## [To do]
Write out each line in which the string "burst" is present.

## [Recorded information]
=====
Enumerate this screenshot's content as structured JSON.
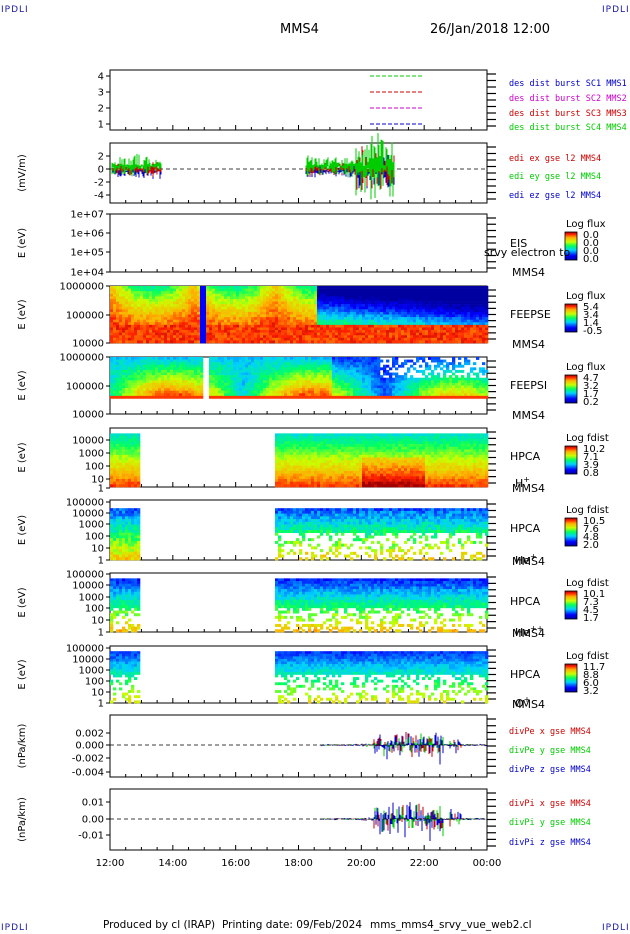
{
  "corner_label": "IPDLI",
  "header": {
    "spacecraft": "MMS4",
    "datetime": "26/Jan/2018 12:00"
  },
  "footer": {
    "produced_by": "Produced by cl (IRAP)",
    "printing_date": "Printing date: 09/Feb/2024",
    "file": "mms_mms4_srvy_vue_web2.cl"
  },
  "colors": {
    "mms1": "#0000cc",
    "mms2": "#cc00cc",
    "mms3": "#cc0000",
    "mms4": "#00cc00",
    "x": "#cc0000",
    "y": "#00cc00",
    "z": "#0000cc"
  },
  "chart_data": {
    "type": "multi-panel",
    "x_ticks": [
      "12:00",
      "14:00",
      "16:00",
      "18:00",
      "20:00",
      "22:00",
      "00:00"
    ],
    "panels": [
      {
        "id": "burst",
        "ylabel": "",
        "yticks": [
          "4",
          "3",
          "2",
          "1"
        ],
        "legend": [
          "des dist burst SC1 MMS1",
          "des dist burst SC2 MMS2",
          "des dist burst SC3 MMS3",
          "des dist burst SC4 MMS4"
        ]
      },
      {
        "id": "efield",
        "ylabel": "(mV/m)",
        "yticks": [
          "2",
          "0",
          "-2",
          "-4"
        ],
        "legend": [
          "edi ex gse l2 MMS4",
          "edi ey gse l2 MMS4",
          "edi ez gse l2 MMS4"
        ]
      },
      {
        "id": "eis",
        "ylabel": "E (eV)",
        "yticks": [
          "1e+07",
          "1e+06",
          "1e+05",
          "1e+04"
        ],
        "right": [
          "EIS",
          "MMS4"
        ],
        "overlay": "srvy electron to",
        "cb_title": "Log flux",
        "cb_ticks": [
          "0.0",
          "0.0",
          "0.0",
          "0.0"
        ]
      },
      {
        "id": "feepse",
        "ylabel": "E (eV)",
        "yticks": [
          "1000000",
          "100000",
          "10000"
        ],
        "right": [
          "FEEPSE",
          "MMS4"
        ],
        "cb_title": "Log flux",
        "cb_ticks": [
          "5.4",
          "3.4",
          "1.4",
          "-0.5"
        ]
      },
      {
        "id": "feepsi",
        "ylabel": "E (eV)",
        "yticks": [
          "1000000",
          "100000",
          "10000"
        ],
        "right": [
          "FEEPSI",
          "MMS4"
        ],
        "cb_title": "Log flux",
        "cb_ticks": [
          "4.7",
          "3.2",
          "1.7",
          "0.2"
        ]
      },
      {
        "id": "hpca_h",
        "ylabel": "E (eV)",
        "yticks": [
          "10000",
          "1000",
          "100",
          "10",
          "1"
        ],
        "right": [
          "HPCA",
          "MMS4"
        ],
        "species": "H",
        "sup": "+",
        "cb_title": "Log fdist",
        "cb_ticks": [
          "10.2",
          "7.1",
          "3.9",
          "0.8"
        ]
      },
      {
        "id": "hpca_he",
        "ylabel": "E (eV)",
        "yticks": [
          "100000",
          "10000",
          "1000",
          "100",
          "10",
          "1"
        ],
        "right": [
          "HPCA",
          "MMS4"
        ],
        "species": "He",
        "sup": "+",
        "cb_title": "Log fdist",
        "cb_ticks": [
          "10.5",
          "7.6",
          "4.8",
          "2.0"
        ]
      },
      {
        "id": "hpca_hepp",
        "ylabel": "E (eV)",
        "yticks": [
          "100000",
          "10000",
          "1000",
          "100",
          "10",
          "1"
        ],
        "right": [
          "HPCA",
          "MMS4"
        ],
        "species": "He",
        "sup": "++",
        "cb_title": "Log fdist",
        "cb_ticks": [
          "10.1",
          "7.3",
          "4.5",
          "1.7"
        ]
      },
      {
        "id": "hpca_o",
        "ylabel": "E (eV)",
        "yticks": [
          "100000",
          "10000",
          "1000",
          "100",
          "10",
          "1"
        ],
        "right": [
          "HPCA",
          "MMS4"
        ],
        "species": "O",
        "sup": "+",
        "cb_title": "Log fdist",
        "cb_ticks": [
          "11.7",
          "8.8",
          "6.0",
          "3.2"
        ]
      },
      {
        "id": "divpe",
        "ylabel": "(nPa/km)",
        "yticks": [
          "0.002",
          "0.000",
          "-0.002",
          "-0.004"
        ],
        "legend": [
          "divPe x gse MMS4",
          "divPe y gse MMS4",
          "divPe z gse MMS4"
        ]
      },
      {
        "id": "divpi",
        "ylabel": "(nPa/km)",
        "yticks": [
          "0.01",
          "0.00",
          "-0.01"
        ],
        "legend": [
          "divPi x gse MMS4",
          "divPi y gse MMS4",
          "divPi z gse MMS4"
        ]
      }
    ]
  }
}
=====
## [Exercise solution]
        "id": "burst",
          "des dist burst SC1 MMS1",
          "des dist burst SC2 MMS2",
          "des dist burst SC3 MMS3",
          "des dist burst SC4 MMS4"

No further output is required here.